▸ TASK PROMPT
Write out all of the lines below, exactly and completely.

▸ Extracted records
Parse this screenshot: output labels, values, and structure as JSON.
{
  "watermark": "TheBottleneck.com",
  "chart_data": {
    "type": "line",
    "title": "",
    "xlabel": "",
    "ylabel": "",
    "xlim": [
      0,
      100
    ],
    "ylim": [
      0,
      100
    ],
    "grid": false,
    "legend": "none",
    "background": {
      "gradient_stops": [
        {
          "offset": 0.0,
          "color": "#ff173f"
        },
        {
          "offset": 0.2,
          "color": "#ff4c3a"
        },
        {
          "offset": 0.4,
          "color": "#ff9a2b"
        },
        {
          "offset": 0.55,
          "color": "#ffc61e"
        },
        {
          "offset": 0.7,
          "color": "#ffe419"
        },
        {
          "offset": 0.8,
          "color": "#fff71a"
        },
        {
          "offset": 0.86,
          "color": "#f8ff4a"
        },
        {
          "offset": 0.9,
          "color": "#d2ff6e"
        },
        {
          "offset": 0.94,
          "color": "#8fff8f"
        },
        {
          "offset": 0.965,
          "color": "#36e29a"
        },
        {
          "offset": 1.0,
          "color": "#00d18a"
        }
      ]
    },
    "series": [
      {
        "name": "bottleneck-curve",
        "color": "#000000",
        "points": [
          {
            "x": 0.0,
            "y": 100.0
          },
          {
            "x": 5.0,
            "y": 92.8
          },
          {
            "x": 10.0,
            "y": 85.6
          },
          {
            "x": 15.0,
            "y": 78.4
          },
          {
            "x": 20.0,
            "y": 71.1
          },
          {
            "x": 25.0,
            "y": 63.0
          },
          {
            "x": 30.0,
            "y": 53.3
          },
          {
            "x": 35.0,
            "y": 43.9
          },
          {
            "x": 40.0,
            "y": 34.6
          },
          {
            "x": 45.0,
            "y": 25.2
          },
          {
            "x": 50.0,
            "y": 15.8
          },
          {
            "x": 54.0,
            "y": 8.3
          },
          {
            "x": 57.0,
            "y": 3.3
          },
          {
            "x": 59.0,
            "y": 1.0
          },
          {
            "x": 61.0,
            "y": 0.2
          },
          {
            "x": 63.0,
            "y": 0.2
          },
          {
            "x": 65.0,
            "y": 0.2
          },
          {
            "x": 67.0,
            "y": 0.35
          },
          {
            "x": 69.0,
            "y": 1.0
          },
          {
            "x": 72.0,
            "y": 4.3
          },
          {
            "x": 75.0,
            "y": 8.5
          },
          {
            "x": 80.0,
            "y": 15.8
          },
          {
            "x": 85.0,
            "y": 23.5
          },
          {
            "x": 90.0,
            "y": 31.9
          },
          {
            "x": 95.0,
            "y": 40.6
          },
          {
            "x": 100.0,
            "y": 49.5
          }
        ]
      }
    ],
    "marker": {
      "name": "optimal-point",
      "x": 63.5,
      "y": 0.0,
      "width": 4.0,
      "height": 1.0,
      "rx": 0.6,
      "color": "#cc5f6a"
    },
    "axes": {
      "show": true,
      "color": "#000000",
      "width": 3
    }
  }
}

▸ WRITTEN REPLY
Parse this screenshot: output labels, values, and structure as JSON.
{
  "watermark": "TheBottleneck.com",
  "chart_data": {
    "type": "line",
    "title": "",
    "xlabel": "",
    "ylabel": "",
    "xlim": [
      0,
      100
    ],
    "ylim": [
      0,
      100
    ],
    "grid": false,
    "legend": "none",
    "background": {
      "gradient_stops": [
        {
          "offset": 0.0,
          "color": "#ff173f"
        },
        {
          "offset": 0.2,
          "color": "#ff4c3a"
        },
        {
          "offset": 0.4,
          "color": "#ff9a2b"
        },
        {
          "offset": 0.55,
          "color": "#ffc61e"
        },
        {
          "offset": 0.7,
          "color": "#ffe419"
        },
        {
          "offset": 0.8,
          "color": "#fff71a"
        },
        {
          "offset": 0.86,
          "color": "#f8ff4a"
        },
        {
          "offset": 0.9,
          "color": "#d2ff6e"
        },
        {
          "offset": 0.94,
          "color": "#8fff8f"
        },
        {
          "offset": 0.965,
          "color": "#36e29a"
        },
        {
          "offset": 1.0,
          "color": "#00d18a"
        }
      ]
    },
    "series": [
      {
        "name": "bottleneck-curve",
        "color": "#000000",
        "points": [
          {
            "x": 0.0,
            "y": 100.0
          },
          {
            "x": 5.0,
            "y": 92.8
          },
          {
            "x": 10.0,
            "y": 85.6
          },
          {
            "x": 15.0,
            "y": 78.4
          },
          {
            "x": 20.0,
            "y": 71.1
          },
          {
            "x": 25.0,
            "y": 63.0
          },
          {
            "x": 30.0,
            "y": 53.3
          },
          {
            "x": 35.0,
            "y": 43.9
          },
          {
            "x": 40.0,
            "y": 34.6
          },
          {
            "x": 45.0,
            "y": 25.2
          },
          {
            "x": 50.0,
            "y": 15.8
          },
          {
            "x": 54.0,
            "y": 8.3
          },
          {
            "x": 57.0,
            "y": 3.3
          },
          {
            "x": 59.0,
            "y": 1.0
          },
          {
            "x": 61.0,
            "y": 0.2
          },
          {
            "x": 63.0,
            "y": 0.2
          },
          {
            "x": 65.0,
            "y": 0.2
          },
          {
            "x": 67.0,
            "y": 0.35
          },
          {
            "x": 69.0,
            "y": 1.0
          },
          {
            "x": 72.0,
            "y": 4.3
          },
          {
            "x": 75.0,
            "y": 8.5
          },
          {
            "x": 80.0,
            "y": 15.8
          },
          {
            "x": 85.0,
            "y": 23.5
          },
          {
            "x": 90.0,
            "y": 31.9
          },
          {
            "x": 95.0,
            "y": 40.6
          },
          {
            "x": 100.0,
            "y": 49.5
          }
        ]
      }
    ],
    "marker": {
      "name": "optimal-point",
      "x": 63.5,
      "y": 0.0,
      "width": 4.0,
      "height": 1.0,
      "rx": 0.6,
      "color": "#cc5f6a"
    },
    "axes": {
      "show": true,
      "color": "#000000",
      "width": 3
    }
  }
}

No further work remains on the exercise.